**Work to be completed**: Everything in the data should be repeated exactly, save for the images.

**Provided data**:

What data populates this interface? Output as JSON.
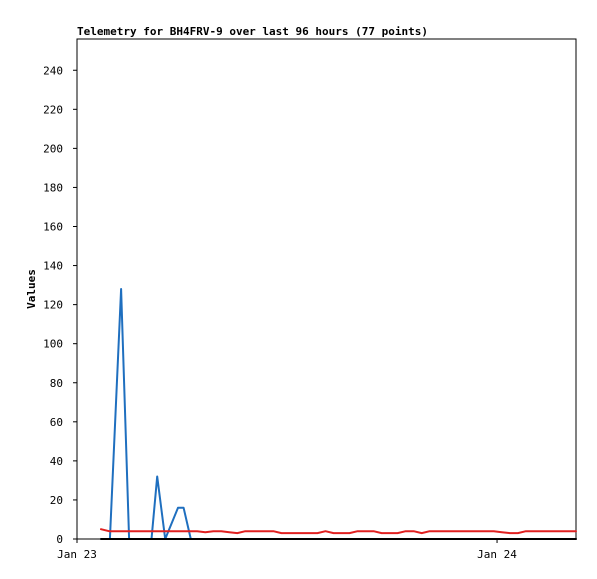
{
  "chart_data": {
    "type": "line",
    "title": "Telemetry for BH4FRV-9 over last 96 hours (77 points)",
    "xlabel": "",
    "ylabel": "Values",
    "xlim": [
      0,
      62.25
    ],
    "ylim": [
      0,
      256
    ],
    "yticks": [
      0,
      20,
      40,
      60,
      80,
      100,
      120,
      140,
      160,
      180,
      200,
      220,
      240
    ],
    "xticks": [
      {
        "label": "Jan 23",
        "x": 0
      },
      {
        "label": "Jan 24",
        "x": 52.4
      }
    ],
    "grid": false,
    "legend": "none",
    "series": [
      {
        "color": "#1f6fbf",
        "points": [
          [
            3,
            0
          ],
          [
            4.1,
            0
          ],
          [
            5.5,
            128
          ],
          [
            6.5,
            0
          ],
          [
            8,
            0
          ],
          [
            9.3,
            0
          ],
          [
            10,
            32
          ],
          [
            11,
            0
          ],
          [
            12,
            10
          ],
          [
            12.6,
            16
          ],
          [
            13.3,
            16
          ],
          [
            14.2,
            0
          ],
          [
            15.5,
            0
          ]
        ]
      },
      {
        "color": "#e02020",
        "points": [
          [
            3,
            5
          ],
          [
            4,
            4
          ],
          [
            6,
            4
          ],
          [
            8,
            4
          ],
          [
            10,
            4
          ],
          [
            13,
            4
          ],
          [
            15,
            4
          ],
          [
            16,
            3.5
          ],
          [
            17,
            4
          ],
          [
            18,
            4
          ],
          [
            19,
            3.5
          ],
          [
            20,
            3
          ],
          [
            21,
            4
          ],
          [
            23,
            4
          ],
          [
            24.5,
            4
          ],
          [
            25.5,
            3
          ],
          [
            28,
            3
          ],
          [
            30,
            3
          ],
          [
            31,
            4
          ],
          [
            32,
            3
          ],
          [
            34,
            3
          ],
          [
            35,
            4
          ],
          [
            37,
            4
          ],
          [
            38,
            3
          ],
          [
            40,
            3
          ],
          [
            41,
            4
          ],
          [
            42,
            4
          ],
          [
            43,
            3
          ],
          [
            44,
            4
          ],
          [
            46,
            4
          ],
          [
            48,
            4
          ],
          [
            50,
            4
          ],
          [
            52,
            4
          ],
          [
            53,
            3.5
          ],
          [
            54,
            3
          ],
          [
            55,
            3
          ],
          [
            56,
            4
          ],
          [
            58,
            4
          ],
          [
            60,
            4
          ],
          [
            61,
            4
          ],
          [
            62.25,
            4
          ]
        ]
      },
      {
        "color": "#000000",
        "points": [
          [
            3,
            0
          ],
          [
            62.25,
            0
          ]
        ]
      }
    ]
  }
}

**Result for this task**:
What data populates this interface? Output as JSON.
{
  "chart_data": {
    "type": "line",
    "title": "Telemetry for BH4FRV-9 over last 96 hours (77 points)",
    "xlabel": "",
    "ylabel": "Values",
    "xlim": [
      0,
      62.25
    ],
    "ylim": [
      0,
      256
    ],
    "yticks": [
      0,
      20,
      40,
      60,
      80,
      100,
      120,
      140,
      160,
      180,
      200,
      220,
      240
    ],
    "xticks": [
      {
        "label": "Jan 23",
        "x": 0
      },
      {
        "label": "Jan 24",
        "x": 52.4
      }
    ],
    "grid": false,
    "legend": "none",
    "series": [
      {
        "color": "#1f6fbf",
        "points": [
          [
            3,
            0
          ],
          [
            4.1,
            0
          ],
          [
            5.5,
            128
          ],
          [
            6.5,
            0
          ],
          [
            8,
            0
          ],
          [
            9.3,
            0
          ],
          [
            10,
            32
          ],
          [
            11,
            0
          ],
          [
            12,
            10
          ],
          [
            12.6,
            16
          ],
          [
            13.3,
            16
          ],
          [
            14.2,
            0
          ],
          [
            15.5,
            0
          ]
        ]
      },
      {
        "color": "#e02020",
        "points": [
          [
            3,
            5
          ],
          [
            4,
            4
          ],
          [
            6,
            4
          ],
          [
            8,
            4
          ],
          [
            10,
            4
          ],
          [
            13,
            4
          ],
          [
            15,
            4
          ],
          [
            16,
            3.5
          ],
          [
            17,
            4
          ],
          [
            18,
            4
          ],
          [
            19,
            3.5
          ],
          [
            20,
            3
          ],
          [
            21,
            4
          ],
          [
            23,
            4
          ],
          [
            24.5,
            4
          ],
          [
            25.5,
            3
          ],
          [
            28,
            3
          ],
          [
            30,
            3
          ],
          [
            31,
            4
          ],
          [
            32,
            3
          ],
          [
            34,
            3
          ],
          [
            35,
            4
          ],
          [
            37,
            4
          ],
          [
            38,
            3
          ],
          [
            40,
            3
          ],
          [
            41,
            4
          ],
          [
            42,
            4
          ],
          [
            43,
            3
          ],
          [
            44,
            4
          ],
          [
            46,
            4
          ],
          [
            48,
            4
          ],
          [
            50,
            4
          ],
          [
            52,
            4
          ],
          [
            53,
            3.5
          ],
          [
            54,
            3
          ],
          [
            55,
            3
          ],
          [
            56,
            4
          ],
          [
            58,
            4
          ],
          [
            60,
            4
          ],
          [
            61,
            4
          ],
          [
            62.25,
            4
          ]
        ]
      },
      {
        "color": "#000000",
        "points": [
          [
            3,
            0
          ],
          [
            62.25,
            0
          ]
        ]
      }
    ]
  }
}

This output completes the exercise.